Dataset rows
----

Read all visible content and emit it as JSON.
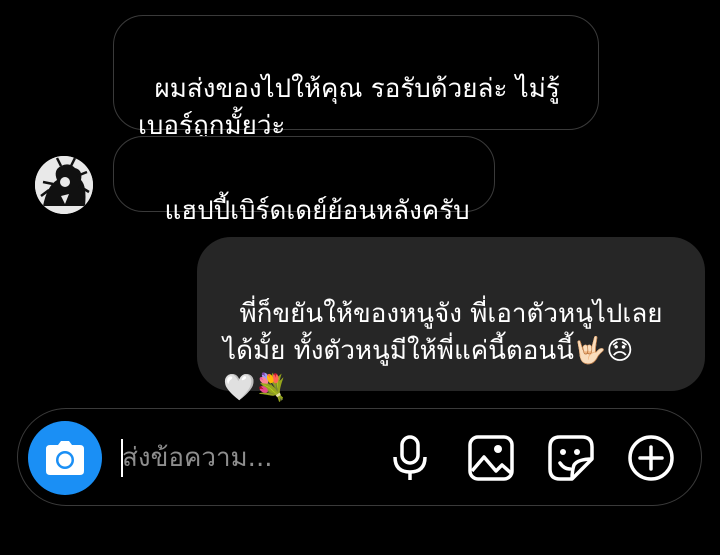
{
  "messages": [
    {
      "id": "msg1",
      "direction": "received",
      "text": "ผมส่งของไปให้คุณ รอรับด้วยล่ะ ไม่รู้\nเบอร์ถูกมั้ยว่ะ"
    },
    {
      "id": "msg2",
      "direction": "received",
      "text": "แฮปปี้เบิร์ดเดย์ย้อนหลังครับ"
    },
    {
      "id": "msg3",
      "direction": "sent",
      "text": "พี่ก็ขยันให้ของหนูจัง พี่เอาตัวหนูไปเลย\nได้มั้ย ทั้งตัวหนูมีให้พี่แค่นี้ตอนนี้",
      "emojis_line2": [
        "🤟🏻",
        "😞"
      ],
      "emojis_line3": [
        "🤍",
        "💐"
      ]
    }
  ],
  "composer": {
    "placeholder": "ส่งข้อความ...",
    "value": "",
    "icons": [
      "camera-icon",
      "microphone-icon",
      "image-icon",
      "sticker-icon",
      "plus-circle-icon"
    ],
    "camera_button_color": "#1a8ff5"
  },
  "colors": {
    "background": "#000000",
    "sent_bubble": "#262626",
    "received_border": "#3a3a3a",
    "text": "#ffffff",
    "placeholder": "#8e8e8e"
  }
}
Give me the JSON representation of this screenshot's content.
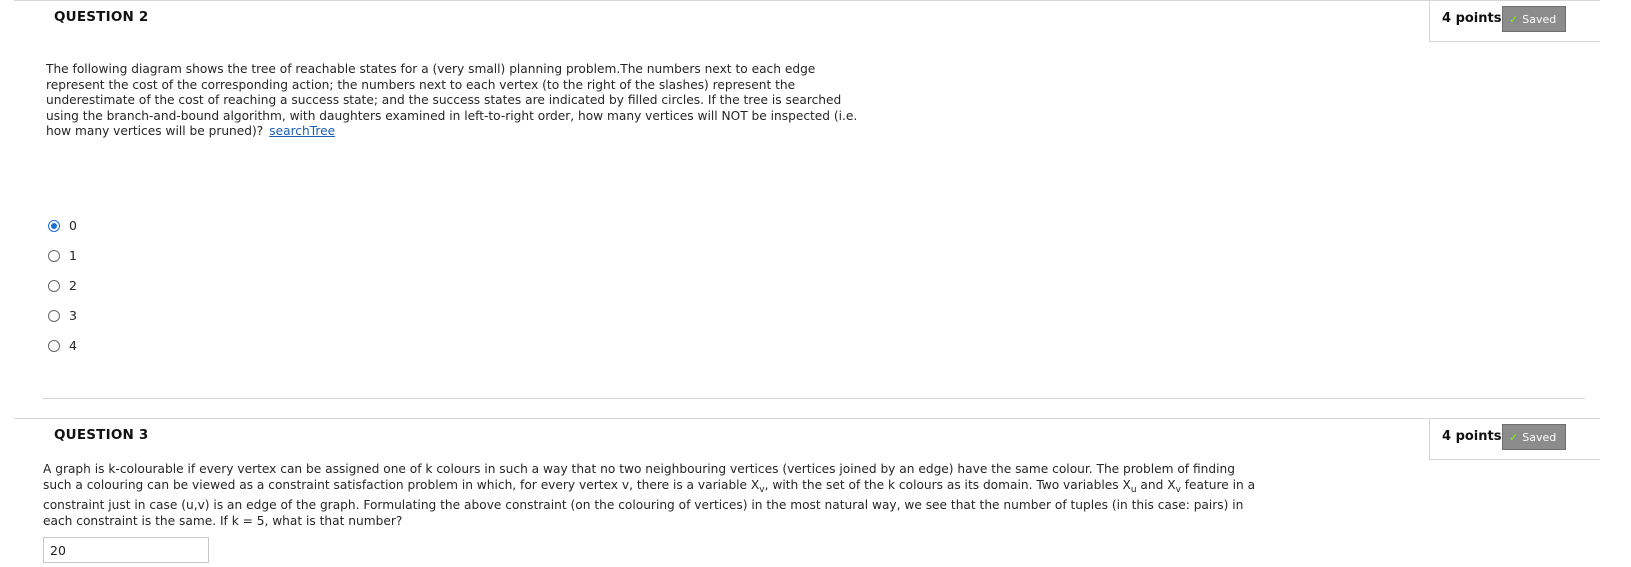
{
  "question2": {
    "title": "QUESTION 2",
    "points": "4 points",
    "saved_label": "Saved",
    "text": "The following diagram shows the tree of reachable states for a (very small) planning problem.The numbers next to each edge represent the cost of the corresponding action; the numbers next to each vertex (to the right of the slashes) represent the underestimate of the cost of reaching a success state; and the success states are indicated by filled circles. If the tree is searched using the branch-and-bound algorithm, with daughters examined in left-to-right order, how many vertices will NOT be inspected (i.e. how many vertices will be pruned)?",
    "link_text": "searchTree",
    "options": [
      "0",
      "1",
      "2",
      "3",
      "4"
    ],
    "selected_option": "0"
  },
  "question3": {
    "title": "QUESTION 3",
    "points": "4 points",
    "saved_label": "Saved",
    "text_part1": "A graph is k-colourable if every vertex can be assigned one of k colours in such a way that no two neighbouring vertices (vertices joined by an edge) have the same colour. The problem of finding such a colouring can be viewed as a constraint satisfaction problem in which, for every vertex v, there is a variable X",
    "sub_v1": "v",
    "text_part2": ", with the set of the k colours as its domain. Two variables X",
    "sub_u": "u",
    "text_part3": " and X",
    "sub_v2": "v",
    "text_part4": " feature in a constraint just in case (u,v) is an edge of the graph. Formulating the above constraint (on the colouring of vertices) in the most natural way, we see that the number of tuples (in this case: pairs) in each constraint is the same. If k = 5, what is that number?",
    "answer_value": "20"
  },
  "icons": {
    "saved": "check-icon"
  },
  "colors": {
    "saved_badge": "#8c8c8c",
    "radio_selected": "#1a6fd1",
    "link": "#1a5fb4"
  }
}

----

**Exercise task**
For the data above, state only how many lines include the word "JSON".

**Response to the task**
2